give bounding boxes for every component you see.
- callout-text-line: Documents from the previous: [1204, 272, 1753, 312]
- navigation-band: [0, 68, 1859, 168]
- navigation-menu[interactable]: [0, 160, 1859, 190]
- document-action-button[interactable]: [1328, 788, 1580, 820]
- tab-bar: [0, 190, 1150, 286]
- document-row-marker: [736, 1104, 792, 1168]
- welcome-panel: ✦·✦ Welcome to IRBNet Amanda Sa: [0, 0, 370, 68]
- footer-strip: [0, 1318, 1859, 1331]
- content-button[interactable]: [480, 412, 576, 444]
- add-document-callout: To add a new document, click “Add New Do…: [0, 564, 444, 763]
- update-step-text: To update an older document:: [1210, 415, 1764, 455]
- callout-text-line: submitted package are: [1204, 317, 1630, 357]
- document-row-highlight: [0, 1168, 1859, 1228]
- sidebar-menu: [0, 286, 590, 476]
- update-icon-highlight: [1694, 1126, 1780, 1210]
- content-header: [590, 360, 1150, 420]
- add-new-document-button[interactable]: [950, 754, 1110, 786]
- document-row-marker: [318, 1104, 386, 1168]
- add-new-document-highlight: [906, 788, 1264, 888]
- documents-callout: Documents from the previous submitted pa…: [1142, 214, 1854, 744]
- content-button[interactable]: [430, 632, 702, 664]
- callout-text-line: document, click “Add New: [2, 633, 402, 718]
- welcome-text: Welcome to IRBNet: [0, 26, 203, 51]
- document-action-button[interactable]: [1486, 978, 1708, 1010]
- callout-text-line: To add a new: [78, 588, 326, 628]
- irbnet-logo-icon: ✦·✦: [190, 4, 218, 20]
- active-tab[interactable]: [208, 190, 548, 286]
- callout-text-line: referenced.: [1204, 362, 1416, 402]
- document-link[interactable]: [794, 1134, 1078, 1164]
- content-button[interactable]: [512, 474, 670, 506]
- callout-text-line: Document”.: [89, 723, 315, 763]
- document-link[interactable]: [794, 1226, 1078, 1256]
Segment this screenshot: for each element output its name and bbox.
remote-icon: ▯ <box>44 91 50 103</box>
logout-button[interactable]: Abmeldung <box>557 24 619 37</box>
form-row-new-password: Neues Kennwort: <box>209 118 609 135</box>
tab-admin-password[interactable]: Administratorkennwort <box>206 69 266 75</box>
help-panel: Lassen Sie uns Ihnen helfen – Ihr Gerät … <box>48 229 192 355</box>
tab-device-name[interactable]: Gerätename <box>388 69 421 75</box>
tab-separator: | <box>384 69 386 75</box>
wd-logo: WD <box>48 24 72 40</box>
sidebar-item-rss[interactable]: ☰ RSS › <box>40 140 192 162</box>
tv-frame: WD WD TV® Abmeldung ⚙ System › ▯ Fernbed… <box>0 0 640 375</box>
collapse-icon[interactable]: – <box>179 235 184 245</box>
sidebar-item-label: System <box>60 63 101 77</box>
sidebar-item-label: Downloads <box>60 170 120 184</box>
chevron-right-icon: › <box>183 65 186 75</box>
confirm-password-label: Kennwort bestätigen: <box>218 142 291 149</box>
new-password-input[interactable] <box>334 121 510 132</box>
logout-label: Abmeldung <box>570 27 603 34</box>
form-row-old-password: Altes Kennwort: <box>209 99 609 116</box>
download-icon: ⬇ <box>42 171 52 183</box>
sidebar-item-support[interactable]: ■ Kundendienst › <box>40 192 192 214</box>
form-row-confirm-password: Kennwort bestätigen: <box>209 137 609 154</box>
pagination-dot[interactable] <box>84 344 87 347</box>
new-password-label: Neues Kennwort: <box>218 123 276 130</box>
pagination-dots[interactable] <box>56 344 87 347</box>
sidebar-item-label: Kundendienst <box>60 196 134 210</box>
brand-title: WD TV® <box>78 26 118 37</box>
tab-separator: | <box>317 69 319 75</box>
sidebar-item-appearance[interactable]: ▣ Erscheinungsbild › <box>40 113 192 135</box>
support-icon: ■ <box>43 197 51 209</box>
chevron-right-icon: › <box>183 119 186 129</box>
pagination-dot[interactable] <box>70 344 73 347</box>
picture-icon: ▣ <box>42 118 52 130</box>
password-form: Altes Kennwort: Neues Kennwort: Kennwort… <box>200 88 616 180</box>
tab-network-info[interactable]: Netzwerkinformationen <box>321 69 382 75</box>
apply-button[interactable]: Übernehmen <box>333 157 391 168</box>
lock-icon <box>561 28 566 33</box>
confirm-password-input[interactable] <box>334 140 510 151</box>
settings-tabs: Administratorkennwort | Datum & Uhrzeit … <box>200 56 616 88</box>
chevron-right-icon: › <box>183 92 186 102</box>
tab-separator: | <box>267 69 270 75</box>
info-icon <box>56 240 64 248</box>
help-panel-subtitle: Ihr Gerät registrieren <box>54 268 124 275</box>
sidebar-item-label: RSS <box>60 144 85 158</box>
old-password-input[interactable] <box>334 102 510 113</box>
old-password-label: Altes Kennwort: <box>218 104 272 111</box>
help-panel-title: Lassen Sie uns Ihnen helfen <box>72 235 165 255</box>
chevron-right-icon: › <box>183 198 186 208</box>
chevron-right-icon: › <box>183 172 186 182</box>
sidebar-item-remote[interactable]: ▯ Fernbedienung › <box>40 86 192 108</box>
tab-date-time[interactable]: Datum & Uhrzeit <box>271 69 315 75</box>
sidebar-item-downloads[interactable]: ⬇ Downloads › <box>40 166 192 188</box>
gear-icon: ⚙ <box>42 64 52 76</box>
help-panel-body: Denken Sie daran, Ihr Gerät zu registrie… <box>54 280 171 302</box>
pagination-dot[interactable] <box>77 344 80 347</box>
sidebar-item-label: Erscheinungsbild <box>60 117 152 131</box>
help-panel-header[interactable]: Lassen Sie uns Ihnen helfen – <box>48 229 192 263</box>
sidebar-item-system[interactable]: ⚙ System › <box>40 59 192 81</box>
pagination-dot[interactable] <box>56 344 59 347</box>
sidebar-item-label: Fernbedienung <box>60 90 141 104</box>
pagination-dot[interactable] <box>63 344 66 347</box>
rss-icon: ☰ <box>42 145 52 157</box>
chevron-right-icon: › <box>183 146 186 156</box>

### JOB
Please rewrite the records above, replacing "callout-text-line" with "callout-line" and leaving everything else unchanged.

### TASK OUTPUT
give bounding boxes for every component you see.
- callout-line: Documents from the previous: [1204, 272, 1753, 312]
- navigation-band: [0, 68, 1859, 168]
- navigation-menu[interactable]: [0, 160, 1859, 190]
- document-action-button[interactable]: [1328, 788, 1580, 820]
- tab-bar: [0, 190, 1150, 286]
- document-row-marker: [736, 1104, 792, 1168]
- welcome-panel: ✦·✦ Welcome to IRBNet Amanda Sa: [0, 0, 370, 68]
- footer-strip: [0, 1318, 1859, 1331]
- content-button[interactable]: [480, 412, 576, 444]
- add-document-callout: To add a new document, click “Add New Do…: [0, 564, 444, 763]
- update-step-text: To update an older document:: [1210, 415, 1764, 455]
- callout-line: submitted package are: [1204, 317, 1630, 357]
- document-row-highlight: [0, 1168, 1859, 1228]
- sidebar-menu: [0, 286, 590, 476]
- update-icon-highlight: [1694, 1126, 1780, 1210]
- content-header: [590, 360, 1150, 420]
- add-new-document-button[interactable]: [950, 754, 1110, 786]
- document-row-marker: [318, 1104, 386, 1168]
- add-new-document-highlight: [906, 788, 1264, 888]
- documents-callout: Documents from the previous submitted pa…: [1142, 214, 1854, 744]
- content-button[interactable]: [430, 632, 702, 664]
- callout-line: document, click “Add New: [2, 633, 402, 718]
- welcome-text: Welcome to IRBNet: [0, 26, 203, 51]
- document-action-button[interactable]: [1486, 978, 1708, 1010]
- callout-line: To add a new: [78, 588, 326, 628]
- irbnet-logo-icon: ✦·✦: [190, 4, 218, 20]
- active-tab[interactable]: [208, 190, 548, 286]
- callout-line: referenced.: [1204, 362, 1416, 402]
- document-link[interactable]: [794, 1134, 1078, 1164]
- content-button[interactable]: [512, 474, 670, 506]
- callout-line: Document”.: [89, 723, 315, 763]
- document-link[interactable]: [794, 1226, 1078, 1256]
Segment this screenshot: for each element output its name and bbox.
remote-icon: ▯ <box>44 91 50 103</box>
logout-button[interactable]: Abmeldung <box>557 24 619 37</box>
form-row-new-password: Neues Kennwort: <box>209 118 609 135</box>
tab-admin-password[interactable]: Administratorkennwort <box>206 69 266 75</box>
help-panel: Lassen Sie uns Ihnen helfen – Ihr Gerät … <box>48 229 192 355</box>
tab-device-name[interactable]: Gerätename <box>388 69 421 75</box>
tab-separator: | <box>384 69 386 75</box>
wd-logo: WD <box>48 24 72 40</box>
sidebar-item-rss[interactable]: ☰ RSS › <box>40 140 192 162</box>
tv-frame: WD WD TV® Abmeldung ⚙ System › ▯ Fernbed… <box>0 0 640 375</box>
collapse-icon[interactable]: – <box>179 235 184 245</box>
sidebar-item-label: System <box>60 63 101 77</box>
sidebar-item-label: Downloads <box>60 170 120 184</box>
chevron-right-icon: › <box>183 65 186 75</box>
confirm-password-label: Kennwort bestätigen: <box>218 142 291 149</box>
new-password-input[interactable] <box>334 121 510 132</box>
logout-label: Abmeldung <box>570 27 603 34</box>
form-row-old-password: Altes Kennwort: <box>209 99 609 116</box>
download-icon: ⬇ <box>42 171 52 183</box>
sidebar-item-support[interactable]: ■ Kundendienst › <box>40 192 192 214</box>
form-row-confirm-password: Kennwort bestätigen: <box>209 137 609 154</box>
pagination-dot[interactable] <box>84 344 87 347</box>
new-password-label: Neues Kennwort: <box>218 123 276 130</box>
pagination-dots[interactable] <box>56 344 87 347</box>
sidebar-item-label: Kundendienst <box>60 196 134 210</box>
brand-title: WD TV® <box>78 26 118 37</box>
tab-separator: | <box>317 69 319 75</box>
sidebar-item-appearance[interactable]: ▣ Erscheinungsbild › <box>40 113 192 135</box>
support-icon: ■ <box>43 197 51 209</box>
chevron-right-icon: › <box>183 119 186 129</box>
pagination-dot[interactable] <box>70 344 73 347</box>
picture-icon: ▣ <box>42 118 52 130</box>
password-form: Altes Kennwort: Neues Kennwort: Kennwort… <box>200 88 616 180</box>
tab-network-info[interactable]: Netzwerkinformationen <box>321 69 382 75</box>
apply-button[interactable]: Übernehmen <box>333 157 391 168</box>
lock-icon <box>561 28 566 33</box>
confirm-password-input[interactable] <box>334 140 510 151</box>
settings-tabs: Administratorkennwort | Datum & Uhrzeit … <box>200 56 616 88</box>
chevron-right-icon: › <box>183 92 186 102</box>
tab-separator: | <box>267 69 270 75</box>
info-icon <box>56 240 64 248</box>
help-panel-subtitle: Ihr Gerät registrieren <box>54 268 124 275</box>
sidebar-item-label: RSS <box>60 144 85 158</box>
old-password-input[interactable] <box>334 102 510 113</box>
old-password-label: Altes Kennwort: <box>218 104 272 111</box>
help-panel-title: Lassen Sie uns Ihnen helfen <box>72 235 165 255</box>
chevron-right-icon: › <box>183 198 186 208</box>
chevron-right-icon: › <box>183 172 186 182</box>
sidebar-item-remote[interactable]: ▯ Fernbedienung › <box>40 86 192 108</box>
tab-date-time[interactable]: Datum & Uhrzeit <box>271 69 315 75</box>
sidebar-item-downloads[interactable]: ⬇ Downloads › <box>40 166 192 188</box>
gear-icon: ⚙ <box>42 64 52 76</box>
help-panel-body: Denken Sie daran, Ihr Gerät zu registrie… <box>54 280 171 302</box>
pagination-dot[interactable] <box>77 344 80 347</box>
sidebar-item-label: Erscheinungsbild <box>60 117 152 131</box>
help-panel-header[interactable]: Lassen Sie uns Ihnen helfen – <box>48 229 192 263</box>
sidebar-item-system[interactable]: ⚙ System › <box>40 59 192 81</box>
pagination-dot[interactable] <box>56 344 59 347</box>
sidebar-item-label: Fernbedienung <box>60 90 141 104</box>
pagination-dot[interactable] <box>63 344 66 347</box>
rss-icon: ☰ <box>42 145 52 157</box>
chevron-right-icon: › <box>183 146 186 156</box>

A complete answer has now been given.